Exercise goal =
Select all lines with the string "shipping" in them, and copy those lines.

++++++++

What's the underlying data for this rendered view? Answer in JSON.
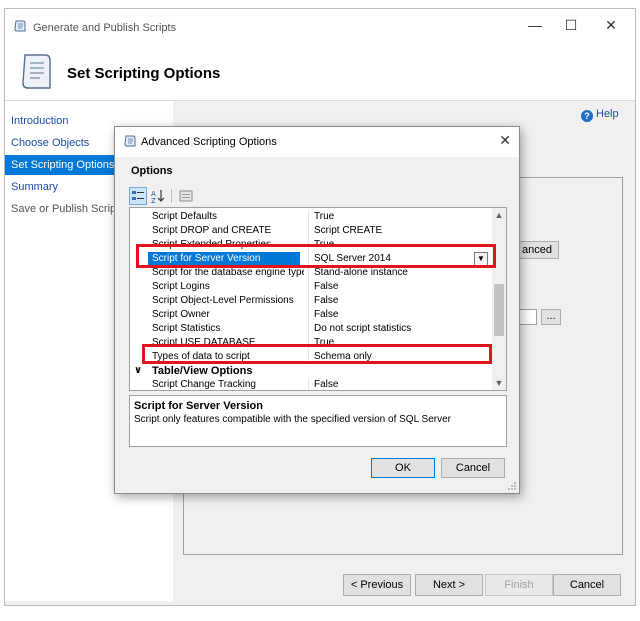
{
  "wizard": {
    "title": "Generate and Publish Scripts",
    "header_title": "Set Scripting Options",
    "help_label": "Help",
    "nav": [
      {
        "label": "Introduction",
        "state": "link"
      },
      {
        "label": "Choose Objects",
        "state": "link"
      },
      {
        "label": "Set Scripting Options",
        "state": "active"
      },
      {
        "label": "Summary",
        "state": "link"
      },
      {
        "label": "Save or Publish Scripts",
        "state": "disabled"
      }
    ],
    "background_advanced_button": "anced",
    "background_browse_button": "...",
    "footer": {
      "previous": "< Previous",
      "next": "Next >",
      "finish": "Finish",
      "cancel": "Cancel"
    }
  },
  "dialog": {
    "title": "Advanced Scripting Options",
    "section_label": "Options",
    "rows": [
      {
        "name": "Script Defaults",
        "value": "True"
      },
      {
        "name": "Script DROP and CREATE",
        "value": "Script CREATE"
      },
      {
        "name": "Script Extended Properties",
        "value": "True"
      },
      {
        "name": "Script for Server Version",
        "value": "SQL Server 2014",
        "selected": true
      },
      {
        "name": "Script for the database engine type",
        "value": "Stand-alone instance"
      },
      {
        "name": "Script Logins",
        "value": "False"
      },
      {
        "name": "Script Object-Level Permissions",
        "value": "False"
      },
      {
        "name": "Script Owner",
        "value": "False"
      },
      {
        "name": "Script Statistics",
        "value": "Do not script statistics"
      },
      {
        "name": "Script USE DATABASE",
        "value": "True"
      },
      {
        "name": "Types of data to script",
        "value": "Schema only"
      }
    ],
    "category": "Table/View Options",
    "category_rows": [
      {
        "name": "Script Change Tracking",
        "value": "False"
      }
    ],
    "description": {
      "title": "Script for Server Version",
      "text": "Script only features compatible with the specified version of SQL Server"
    },
    "ok_label": "OK",
    "cancel_label": "Cancel"
  },
  "colors": {
    "selection": "#0078d7",
    "highlight_box": "#e0141d",
    "link": "#1a4da8"
  }
}
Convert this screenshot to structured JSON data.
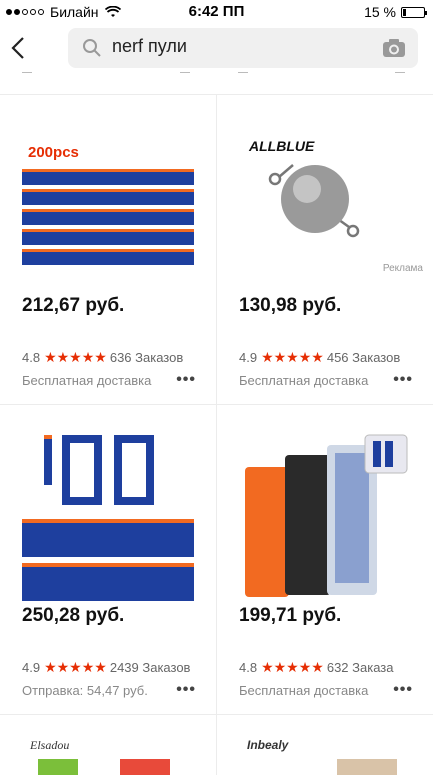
{
  "status": {
    "carrier": "Билайн",
    "time": "6:42 ПП",
    "battery": "15 %",
    "battery_level": 0.15
  },
  "search": {
    "query": "nerf пули"
  },
  "products": [
    {
      "price": "212,67 руб.",
      "rating": "4.8",
      "orders": "636 Заказов",
      "shipping": "Бесплатная доставка",
      "image_label": "200pcs"
    },
    {
      "price": "130,98 руб.",
      "rating": "4.9",
      "orders": "456 Заказов",
      "shipping": "Бесплатная доставка",
      "brand": "ALLBLUE",
      "ad": "Реклама"
    },
    {
      "price": "250,28 руб.",
      "rating": "4.9",
      "orders": "2439 Заказов",
      "shipping": "Отправка: 54,47 руб."
    },
    {
      "price": "199,71 руб.",
      "rating": "4.8",
      "orders": "632 Заказа",
      "shipping": "Бесплатная доставка"
    }
  ],
  "partial": [
    {
      "brand": "Elsadou"
    },
    {
      "brand": "Inbealy"
    }
  ],
  "colors": {
    "accent": "#e62e04",
    "dart_blue": "#1e3f9e",
    "dart_orange": "#f26a21"
  }
}
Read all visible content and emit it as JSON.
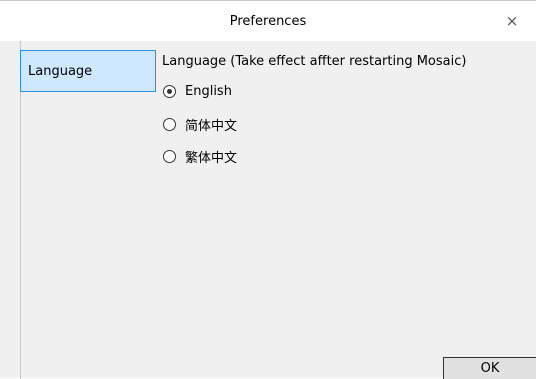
{
  "window": {
    "title": "Preferences",
    "close_glyph": "×"
  },
  "sidebar": {
    "items": [
      {
        "label": "Language",
        "selected": true
      }
    ]
  },
  "language": {
    "section_title": "Language (Take effect affter restarting Mosaic)",
    "options": [
      {
        "label": "English",
        "checked": true
      },
      {
        "label": "简体中文",
        "checked": false
      },
      {
        "label": "繁体中文",
        "checked": false
      }
    ]
  },
  "buttons": {
    "ok_label": "OK"
  },
  "colors": {
    "selection_background": "#cde8ff",
    "selection_border": "#2d90e3",
    "dialog_background": "#f0f0f0"
  }
}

++++++++

Output for this exercise =
      "shipping": "Бесплатная доставка",
      "shipping": "Бесплатная доставка",
      "shipping": "Отправка: 54,47 руб."
      "shipping": "Бесплатная доставка"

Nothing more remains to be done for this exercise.